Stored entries
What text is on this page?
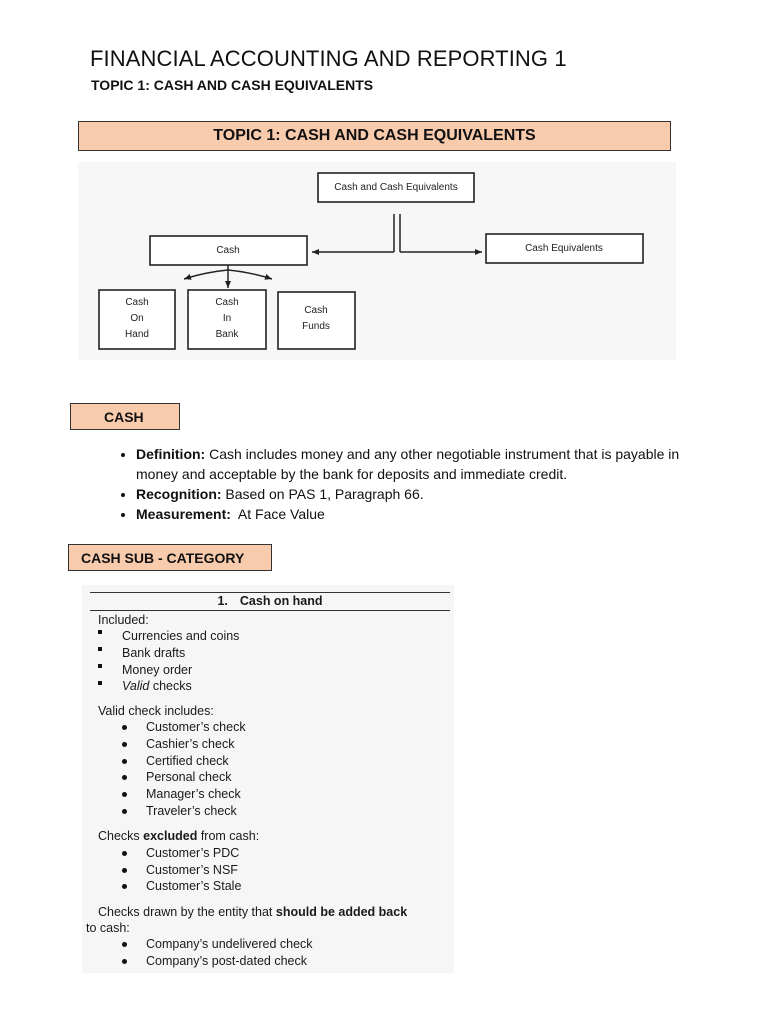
FINANCIAL ACCOUNTING AND REPORTING 1
TOPIC 1: CASH AND CASH EQUIVALENTS
TOPIC 1: CASH AND CASH EQUIVALENTS
Cash and Cash Equivalents
Cash	Cash Equivalents
Cash
On
Hand
Cash
In
Bank
Cash
Funds
CASH
• Definition: Cash includes money and any other negotiable instrument that is payable in money and acceptable by the bank for deposits and immediate credit.
• Recognition: Based on PAS 1, Paragraph 66.
• Measurement:  At Face Value
CASH SUB - CATEGORY
1. Cash on hand
Included:
Currencies and coins
Bank drafts
Money order
Valid checks
Valid check includes:
Customer’s check
Cashier’s check
Certified check
Personal check
Manager’s check
Traveler’s check
Checks excluded from cash:
Customer’s PDC
Customer’s NSF
Customer’s Stale
Checks drawn by the entity that should be added back
to cash:
Company’s undelivered check
Company’s post-dated check
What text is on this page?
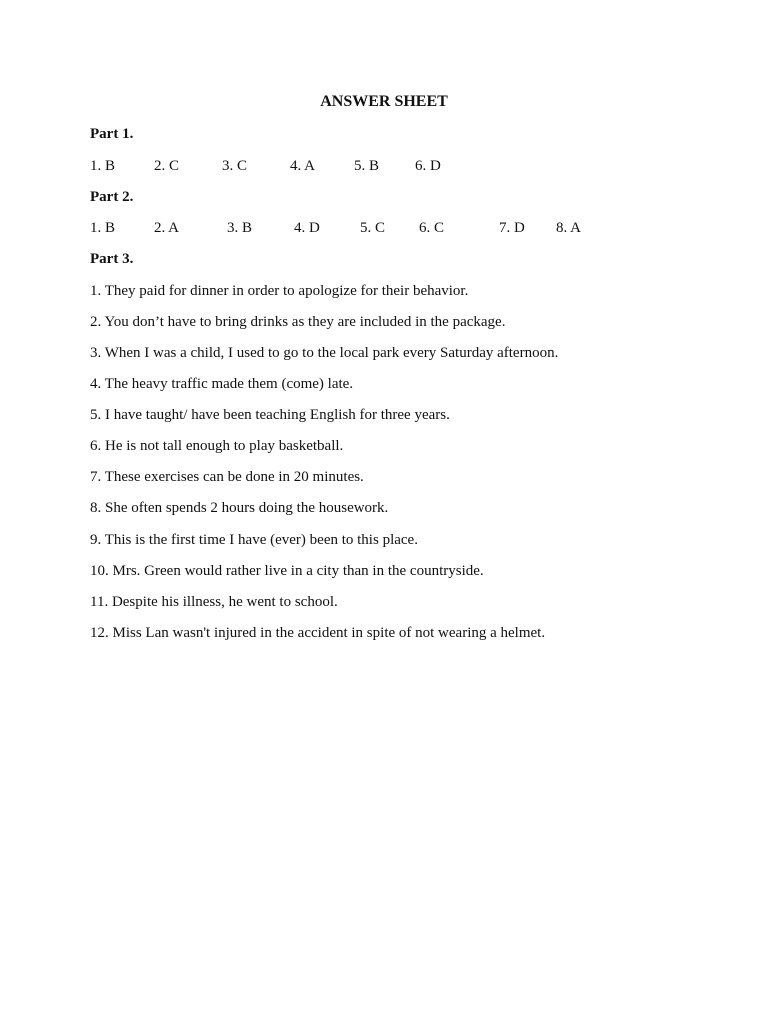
ANSWER SHEET

Part 1.

1. B	2. C	3. C	4. A	5. B 6. D

Part 2.

1. B	2. A	3. B	4. D	5. C 6. C	7. D 8. A

Part 3.

1. They paid for dinner in order to apologize for their behavior.

2. You don’t have to bring drinks as they are included in the package.

3. When I was a child, I used to go to the local park every Saturday afternoon.

4. The heavy traffic made them (come) late.

5. I have taught/ have been teaching English for three years.

6. He is not tall enough to play basketball.

7. These exercises can be done in 20 minutes.

8. She often spends 2 hours doing the housework.

9. This is the first time I have (ever) been to this place.

10. Mrs. Green would rather live in a city than in the countryside.

11. Despite his illness, he went to school.

12. Miss Lan wasn't injured in the accident in spite of not wearing a helmet.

__Exercise__:
Restate the full listing verbatim and drop every picture.

__Exercise solution__:
What text is on this page?
FINANCIAL ACCOUNTING AND REPORTING 1
TOPIC 1: CASH AND CASH EQUIVALENTS
TOPIC 1: CASH AND CASH EQUIVALENTS
Cash and Cash Equivalents
Cash	Cash Equivalents
Cash
On
Hand
Cash
In
Bank
Cash
Funds
CASH
• Definition: Cash includes money and any other negotiable instrument that is payable in money and acceptable by the bank for deposits and immediate credit.
• Recognition: Based on PAS 1, Paragraph 66.
• Measurement:  At Face Value
CASH SUB - CATEGORY
1. Cash on hand
Included:
Currencies and coins
Bank drafts
Money order
Valid checks
Valid check includes:
Customer’s check
Cashier’s check
Certified check
Personal check
Manager’s check
Traveler’s check
Checks excluded from cash:
Customer’s PDC
Customer’s NSF
Customer’s Stale
Checks drawn by the entity that should be added back
to cash:
Company’s undelivered check
Company’s post-dated check
What text is on this page?
ANSWER SHEET

Part 1.

1. B	2. C	3. C	4. A	5. B 6. D

Part 2.

1. B	2. A	3. B	4. D	5. C 6. C	7. D 8. A

Part 3.

1. They paid for dinner in order to apologize for their behavior.

2. You don’t have to bring drinks as they are included in the package.

3. When I was a child, I used to go to the local park every Saturday afternoon.

4. The heavy traffic made them (come) late.

5. I have taught/ have been teaching English for three years.

6. He is not tall enough to play basketball.

7. These exercises can be done in 20 minutes.

8. She often spends 2 hours doing the housework.

9. This is the first time I have (ever) been to this place.

10. Mrs. Green would rather live in a city than in the countryside.

11. Despite his illness, he went to school.

12. Miss Lan wasn't injured in the accident in spite of not wearing a helmet.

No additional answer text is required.